A native of New York, Alina has a Bachelors degree in Corporate Communications from Baruch College and writes about human rights' related issues, politics, tech and society.
Published: August 27, 2022
Hong Kong media tycoon Jimmy Lai, founder and owner of Apple Daily newspaper is seen handcuffed and escorted by the guards leaving Lai Chi Kok Reception Centre on December 12, 2020 in Hong Kong, China. (Image: Keith Tsuji/Getty Images)

The founder of Hong Kong’s now-disbanded media outlet Apple Daily, Jimmy Lai, will be standing trial without a jury after deciding to plead not guilty to national security charges.

On Aug. 22, prosecutors said during Lai’s case management hearing that the media mogul would challenge the charges of “colluding with foreign forces and anti-sedition laws,” and agreed to appear before a panel of three national security judges handpicked by Hong Kong’s government. 

Six fellow executives, as well as the manager of Apple Daily, and its parent company, Next Digital, said they intended to plead guilty in hopes of receiving a more lenient sentence.

If found guilty of the charges, Lai, 74, faces up to life in prison. According to a copy of the judge-only trial order, the court cited “involvement of foreign elements,” “personal safety of jurors and their family members” and the “risk of perverting the course of justice if the trial is conducted with a jury,” as reasons for Lai’s unique trial proceedings. 

MORE ON HONG KONG UNDER THE NATIONAL SECURITY LAW:

The National Security Law (NSL) went into effect in Hong Kong on June 30, 2020, at the behest of the mainland Chinese government. The NSL bans many forms of political dissent and expression deemed dangerous as threats to “national security,” and allows for a maximum sentence of life imprisonment.

Raw data
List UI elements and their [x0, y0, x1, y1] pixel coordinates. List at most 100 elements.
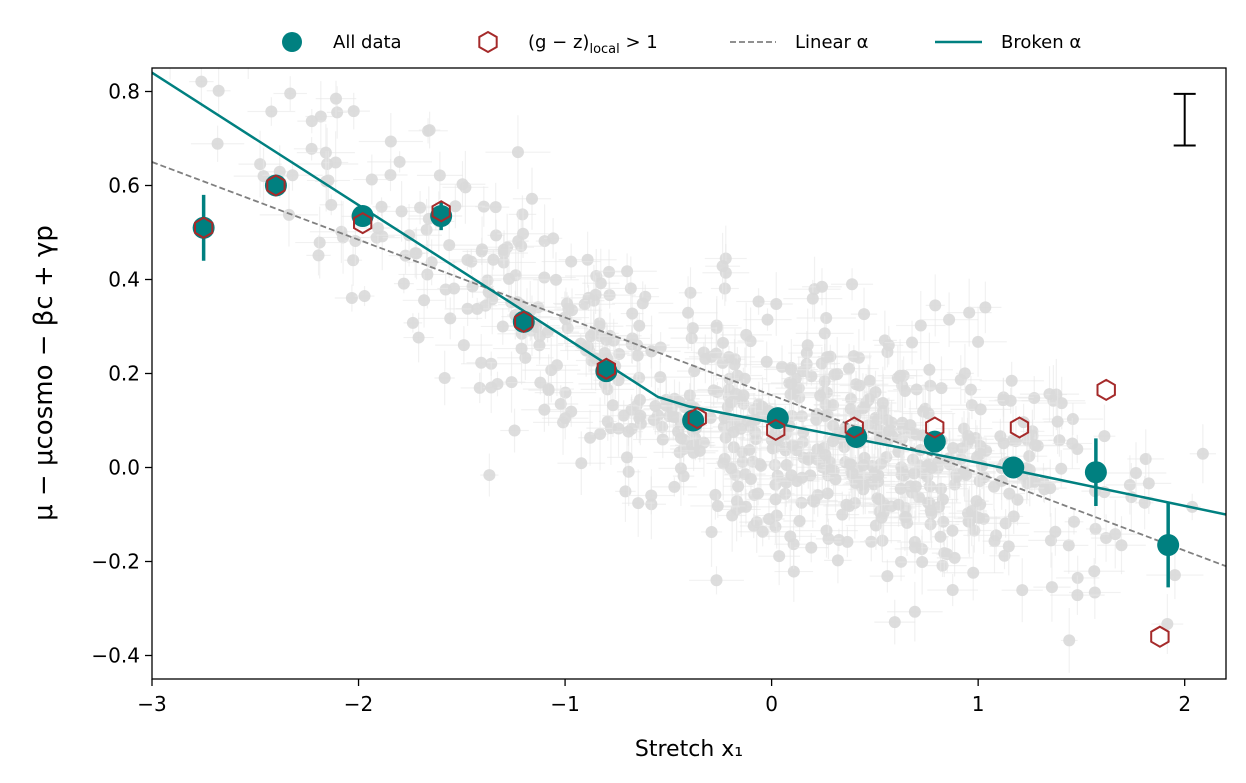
background-point: [1005, 374, 1018, 387]
background-point: [622, 465, 635, 478]
background-point: [483, 469, 496, 482]
background-point: [481, 274, 494, 287]
x-tick-label: 1: [972, 692, 985, 716]
background-point: [1168, 569, 1181, 582]
background-point: [490, 229, 503, 242]
background-point: [821, 487, 834, 500]
background-point: [737, 389, 750, 402]
background-point: [471, 302, 484, 315]
all-data-point: [923, 430, 946, 453]
background-point: [600, 333, 613, 346]
background-point: [371, 222, 384, 235]
background-point: [584, 330, 597, 343]
background-point: [1044, 482, 1057, 495]
background-point: [988, 535, 1001, 548]
background-point: [365, 173, 378, 186]
all-data-point: [351, 205, 374, 228]
background-point: [384, 135, 397, 148]
background-point: [1109, 528, 1122, 541]
background-point: [1139, 452, 1152, 465]
background-point: [820, 312, 833, 325]
background-point: [963, 306, 976, 319]
background-point: [738, 372, 751, 385]
background-point: [946, 584, 959, 597]
background-point: [869, 386, 882, 399]
background-point: [836, 508, 849, 521]
background-point: [822, 532, 835, 545]
background-point: [814, 389, 827, 402]
background-point: [881, 414, 894, 427]
fit-lines: [152, 71, 1226, 568]
background-point: [785, 469, 798, 482]
gz-point: [514, 310, 534, 333]
background-point: [444, 312, 457, 325]
background-point: [448, 282, 461, 295]
gz-point: [353, 211, 373, 235]
background-point: [1029, 439, 1042, 452]
background-point: [438, 371, 451, 384]
background-point: [497, 243, 510, 256]
background-point: [242, 48, 254, 60]
x-tick-label: 2: [1178, 692, 1191, 716]
background-point: [489, 201, 502, 214]
background-point: [515, 342, 528, 355]
background-point: [668, 480, 681, 493]
background-point: [329, 156, 342, 169]
y-tick-label: 0.2: [108, 362, 140, 386]
background-point: [594, 277, 607, 290]
background-point: [740, 328, 753, 341]
legend: All data (g − z)local > 1 Linear α Broke…: [282, 30, 1081, 57]
background-point: [718, 282, 731, 295]
background-point: [747, 519, 760, 532]
background-point: [965, 504, 978, 517]
background-point: [722, 350, 735, 363]
y-tick-label: 0.0: [108, 456, 140, 480]
background-point: [414, 201, 427, 214]
background-point: [282, 208, 295, 221]
background-point: [960, 468, 973, 481]
background-point: [631, 349, 644, 362]
background-point: [636, 297, 649, 310]
background-point: [858, 308, 871, 321]
y-tick-label: 0.8: [108, 80, 140, 104]
background-point: [752, 487, 765, 500]
background-point: [594, 427, 607, 440]
background-point: [1016, 584, 1029, 597]
background-point: [769, 493, 782, 506]
background-point: [549, 273, 562, 286]
background-point: [873, 493, 886, 506]
all-data-point: [430, 205, 453, 228]
background-point: [1066, 437, 1079, 450]
background-point: [840, 498, 853, 511]
background-point: [899, 385, 912, 398]
background-point: [545, 364, 558, 377]
legend-label-linear: Linear α: [795, 32, 869, 53]
all-data-point: [192, 216, 215, 239]
background-points: [169, 48, 1217, 673]
background-point: [831, 554, 844, 567]
background-point: [1138, 496, 1151, 509]
background-point: [805, 541, 818, 554]
background-point: [423, 124, 436, 137]
background-point: [801, 339, 814, 352]
background-point: [761, 313, 774, 326]
background-point: [370, 231, 383, 244]
background-point: [384, 169, 397, 182]
background-point: [1063, 634, 1076, 647]
background-point: [892, 498, 905, 511]
background-point: [649, 400, 662, 413]
all-data-point: [766, 407, 789, 430]
background-point: [584, 431, 597, 444]
background-point: [923, 363, 936, 376]
background-point: [331, 106, 344, 119]
legend-label-gz: (g − z)local > 1: [528, 32, 658, 57]
background-point: [406, 316, 419, 329]
background-point: [760, 355, 773, 368]
background-point: [1129, 466, 1142, 479]
background-point: [674, 432, 687, 445]
background-point: [632, 497, 645, 510]
background-point: [654, 371, 667, 384]
background-point: [1002, 540, 1015, 553]
background-point: [345, 292, 358, 305]
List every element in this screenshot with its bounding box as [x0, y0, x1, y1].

Your tasks
**A.** Please summarize the article on Jimmy Lai's trial in two sentences.
**B.** According to the article on Jimmy Lai's trial, on what date did the National Security Law take effect in Hong Kong?
The data is not needed for either task.

Results in order
**A.** Apple Daily founder Jimmy Lai, who has decided to plead not guilty to national security charges, will stand trial without a jury before a panel of three national security judges handpicked by Hong Kong's government. Lai, 74, faces up to life in prison if found guilty, and the court cited foreign elements, juror safety and the risk of perverting the course of justice as its reasons for a judge-only trial.

**B.** June 30, 2020